## Data excerpts
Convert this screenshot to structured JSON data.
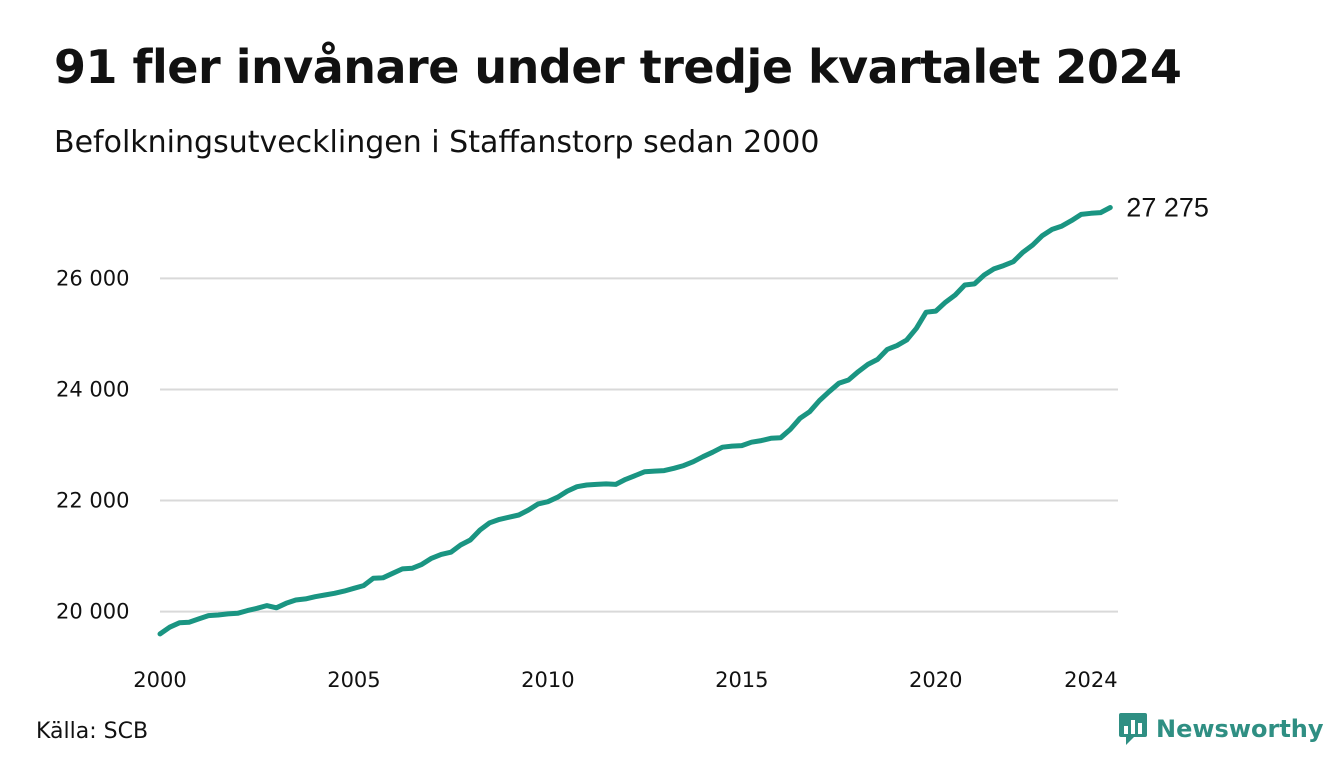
{
  "header": {
    "title": "91 fler invånare under tredje kvartalet 2024",
    "subtitle": "Befolkningsutvecklingen i Staffanstorp sedan 2000"
  },
  "footer": {
    "source": "Källa: SCB",
    "brand": "Newsworthy",
    "brand_icon": "bar-chart-speech-bubble-icon"
  },
  "chart_data": {
    "type": "line",
    "title": "91 fler invånare under tredje kvartalet 2024",
    "subtitle": "Befolkningsutvecklingen i Staffanstorp sedan 2000",
    "xlabel": "",
    "ylabel": "",
    "xlim": [
      2000,
      2024.75
    ],
    "ylim": [
      19400,
      27500
    ],
    "x_ticks": [
      2000,
      2005,
      2010,
      2015,
      2020,
      2024
    ],
    "x_tick_labels": [
      "2000",
      "2005",
      "2010",
      "2015",
      "2020",
      "2024"
    ],
    "y_ticks": [
      20000,
      22000,
      24000,
      26000
    ],
    "y_tick_labels": [
      "20 000",
      "22 000",
      "24 000",
      "26 000"
    ],
    "grid": "horizontal",
    "legend": "none",
    "line_color": "#1a9582",
    "end_label": "27 275",
    "series": [
      {
        "values": [
          [
            2000.0,
            19600
          ],
          [
            2000.25,
            19720
          ],
          [
            2000.5,
            19800
          ],
          [
            2000.75,
            19810
          ],
          [
            2001.0,
            19870
          ],
          [
            2001.25,
            19930
          ],
          [
            2001.5,
            19940
          ],
          [
            2001.75,
            19960
          ],
          [
            2002.0,
            19970
          ],
          [
            2002.25,
            20020
          ],
          [
            2002.5,
            20060
          ],
          [
            2002.75,
            20110
          ],
          [
            2003.0,
            20070
          ],
          [
            2003.25,
            20150
          ],
          [
            2003.5,
            20210
          ],
          [
            2003.75,
            20230
          ],
          [
            2004.0,
            20270
          ],
          [
            2004.25,
            20300
          ],
          [
            2004.5,
            20330
          ],
          [
            2004.75,
            20370
          ],
          [
            2005.0,
            20420
          ],
          [
            2005.25,
            20470
          ],
          [
            2005.5,
            20600
          ],
          [
            2005.75,
            20610
          ],
          [
            2006.0,
            20690
          ],
          [
            2006.25,
            20770
          ],
          [
            2006.5,
            20780
          ],
          [
            2006.75,
            20850
          ],
          [
            2007.0,
            20960
          ],
          [
            2007.25,
            21030
          ],
          [
            2007.5,
            21070
          ],
          [
            2007.75,
            21200
          ],
          [
            2008.0,
            21290
          ],
          [
            2008.25,
            21470
          ],
          [
            2008.5,
            21600
          ],
          [
            2008.75,
            21660
          ],
          [
            2009.0,
            21700
          ],
          [
            2009.25,
            21740
          ],
          [
            2009.5,
            21830
          ],
          [
            2009.75,
            21940
          ],
          [
            2010.0,
            21980
          ],
          [
            2010.25,
            22060
          ],
          [
            2010.5,
            22170
          ],
          [
            2010.75,
            22250
          ],
          [
            2011.0,
            22280
          ],
          [
            2011.25,
            22290
          ],
          [
            2011.5,
            22300
          ],
          [
            2011.75,
            22290
          ],
          [
            2012.0,
            22380
          ],
          [
            2012.25,
            22450
          ],
          [
            2012.5,
            22520
          ],
          [
            2012.75,
            22530
          ],
          [
            2013.0,
            22540
          ],
          [
            2013.25,
            22580
          ],
          [
            2013.5,
            22630
          ],
          [
            2013.75,
            22700
          ],
          [
            2014.0,
            22790
          ],
          [
            2014.25,
            22870
          ],
          [
            2014.5,
            22960
          ],
          [
            2014.75,
            22980
          ],
          [
            2015.0,
            22990
          ],
          [
            2015.25,
            23050
          ],
          [
            2015.5,
            23080
          ],
          [
            2015.75,
            23120
          ],
          [
            2016.0,
            23130
          ],
          [
            2016.25,
            23280
          ],
          [
            2016.5,
            23480
          ],
          [
            2016.75,
            23600
          ],
          [
            2017.0,
            23800
          ],
          [
            2017.25,
            23960
          ],
          [
            2017.5,
            24110
          ],
          [
            2017.75,
            24170
          ],
          [
            2018.0,
            24320
          ],
          [
            2018.25,
            24450
          ],
          [
            2018.5,
            24540
          ],
          [
            2018.75,
            24720
          ],
          [
            2019.0,
            24790
          ],
          [
            2019.25,
            24890
          ],
          [
            2019.5,
            25100
          ],
          [
            2019.75,
            25390
          ],
          [
            2020.0,
            25410
          ],
          [
            2020.25,
            25570
          ],
          [
            2020.5,
            25700
          ],
          [
            2020.75,
            25880
          ],
          [
            2021.0,
            25900
          ],
          [
            2021.25,
            26060
          ],
          [
            2021.5,
            26170
          ],
          [
            2021.75,
            26230
          ],
          [
            2022.0,
            26300
          ],
          [
            2022.25,
            26470
          ],
          [
            2022.5,
            26600
          ],
          [
            2022.75,
            26770
          ],
          [
            2023.0,
            26880
          ],
          [
            2023.25,
            26940
          ],
          [
            2023.5,
            27040
          ],
          [
            2023.75,
            27150
          ],
          [
            2024.0,
            27170
          ],
          [
            2024.25,
            27184
          ],
          [
            2024.5,
            27275
          ]
        ]
      }
    ]
  }
}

## The task
Pick out each line containing the string "Befolkningsutvecklingen" and copy it.

## Full response
    "subtitle": "Befolkningsutvecklingen i Staffanstorp sedan 2000"
    "subtitle": "Befolkningsutvecklingen i Staffanstorp sedan 2000",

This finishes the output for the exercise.